**Request**
Wherever the string "from" appears in a line, extract that line.

**Dataset rows**
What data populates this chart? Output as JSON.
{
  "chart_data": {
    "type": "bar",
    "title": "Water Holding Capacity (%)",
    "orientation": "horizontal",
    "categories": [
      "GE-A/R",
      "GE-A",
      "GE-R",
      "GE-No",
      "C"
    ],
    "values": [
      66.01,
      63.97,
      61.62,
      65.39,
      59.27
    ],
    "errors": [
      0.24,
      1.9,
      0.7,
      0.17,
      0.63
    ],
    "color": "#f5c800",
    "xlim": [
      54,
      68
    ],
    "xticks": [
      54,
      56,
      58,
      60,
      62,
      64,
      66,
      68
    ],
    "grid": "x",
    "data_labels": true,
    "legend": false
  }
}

==

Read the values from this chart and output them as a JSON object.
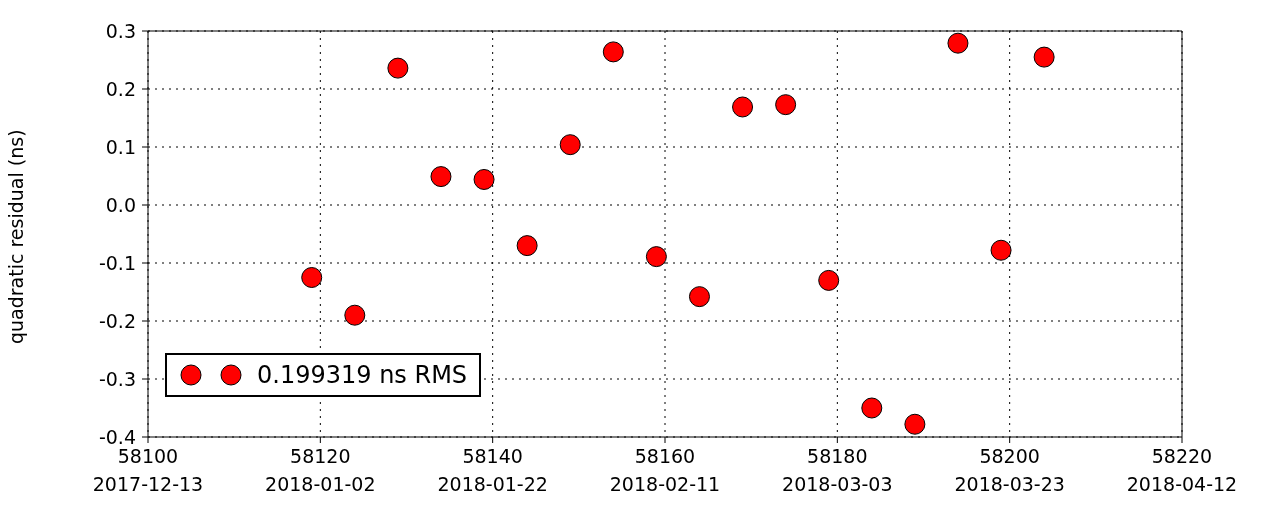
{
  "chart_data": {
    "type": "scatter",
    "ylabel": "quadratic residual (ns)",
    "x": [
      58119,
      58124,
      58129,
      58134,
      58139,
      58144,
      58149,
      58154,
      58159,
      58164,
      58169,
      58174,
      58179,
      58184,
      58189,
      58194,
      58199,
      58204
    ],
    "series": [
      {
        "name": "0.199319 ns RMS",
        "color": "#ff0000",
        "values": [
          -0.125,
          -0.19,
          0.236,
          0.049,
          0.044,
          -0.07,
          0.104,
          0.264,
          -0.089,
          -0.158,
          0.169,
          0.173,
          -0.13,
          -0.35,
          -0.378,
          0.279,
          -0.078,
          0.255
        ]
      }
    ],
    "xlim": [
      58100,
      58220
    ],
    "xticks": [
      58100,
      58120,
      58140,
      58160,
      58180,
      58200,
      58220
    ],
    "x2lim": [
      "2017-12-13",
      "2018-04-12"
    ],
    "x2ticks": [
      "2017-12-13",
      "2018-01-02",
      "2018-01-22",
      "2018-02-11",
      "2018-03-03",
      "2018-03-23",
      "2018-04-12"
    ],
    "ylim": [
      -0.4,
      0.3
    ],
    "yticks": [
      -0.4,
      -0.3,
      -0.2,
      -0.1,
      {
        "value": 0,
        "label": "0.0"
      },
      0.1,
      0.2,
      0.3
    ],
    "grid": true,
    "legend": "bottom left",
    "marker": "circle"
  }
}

==

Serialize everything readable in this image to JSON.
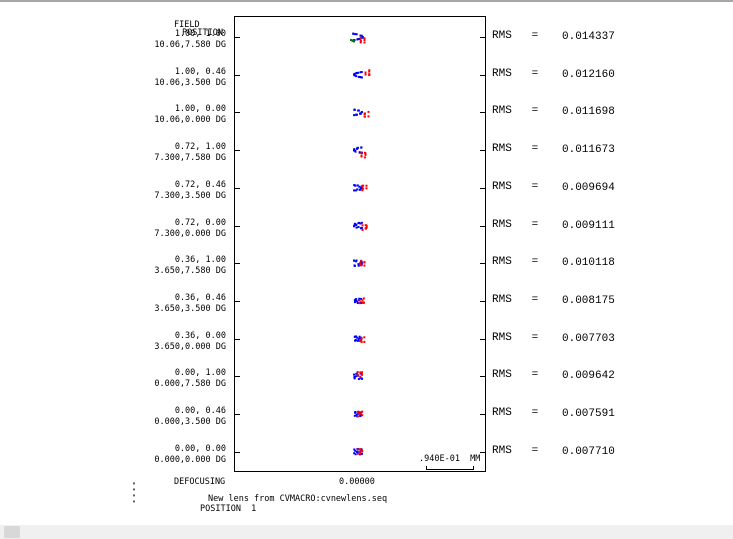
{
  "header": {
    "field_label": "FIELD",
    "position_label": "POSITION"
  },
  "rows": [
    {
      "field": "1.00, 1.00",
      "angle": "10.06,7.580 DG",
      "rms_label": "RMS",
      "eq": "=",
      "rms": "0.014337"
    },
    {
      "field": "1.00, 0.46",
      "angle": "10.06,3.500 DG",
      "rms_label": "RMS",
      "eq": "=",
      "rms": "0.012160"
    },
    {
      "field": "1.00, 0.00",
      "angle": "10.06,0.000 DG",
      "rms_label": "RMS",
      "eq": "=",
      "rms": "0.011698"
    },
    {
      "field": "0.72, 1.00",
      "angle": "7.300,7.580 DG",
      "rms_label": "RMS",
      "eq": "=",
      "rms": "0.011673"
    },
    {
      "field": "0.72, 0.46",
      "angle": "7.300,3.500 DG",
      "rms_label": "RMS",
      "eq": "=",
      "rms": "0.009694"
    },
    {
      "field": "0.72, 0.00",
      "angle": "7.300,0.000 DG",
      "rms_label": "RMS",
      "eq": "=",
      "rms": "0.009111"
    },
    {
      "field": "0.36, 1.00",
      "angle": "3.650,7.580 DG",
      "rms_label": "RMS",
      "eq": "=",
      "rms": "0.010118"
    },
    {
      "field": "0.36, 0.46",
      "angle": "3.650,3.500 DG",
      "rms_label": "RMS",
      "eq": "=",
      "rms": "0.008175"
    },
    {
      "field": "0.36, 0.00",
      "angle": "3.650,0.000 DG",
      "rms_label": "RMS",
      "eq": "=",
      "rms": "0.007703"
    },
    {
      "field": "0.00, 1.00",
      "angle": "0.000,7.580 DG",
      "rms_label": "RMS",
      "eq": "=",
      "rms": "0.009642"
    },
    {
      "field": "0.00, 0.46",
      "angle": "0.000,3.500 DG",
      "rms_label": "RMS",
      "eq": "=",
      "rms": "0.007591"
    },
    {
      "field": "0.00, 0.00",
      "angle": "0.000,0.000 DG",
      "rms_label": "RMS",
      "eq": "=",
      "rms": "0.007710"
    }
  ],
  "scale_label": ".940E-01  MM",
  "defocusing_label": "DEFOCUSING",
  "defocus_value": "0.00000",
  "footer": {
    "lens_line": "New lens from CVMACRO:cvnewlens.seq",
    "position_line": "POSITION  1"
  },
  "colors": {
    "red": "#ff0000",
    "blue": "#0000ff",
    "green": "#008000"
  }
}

**Worked solution**
Read the values from this chart and output them as a JSON object.
    "lens_line": "New lens from CVMACRO:cvnewlens.seq",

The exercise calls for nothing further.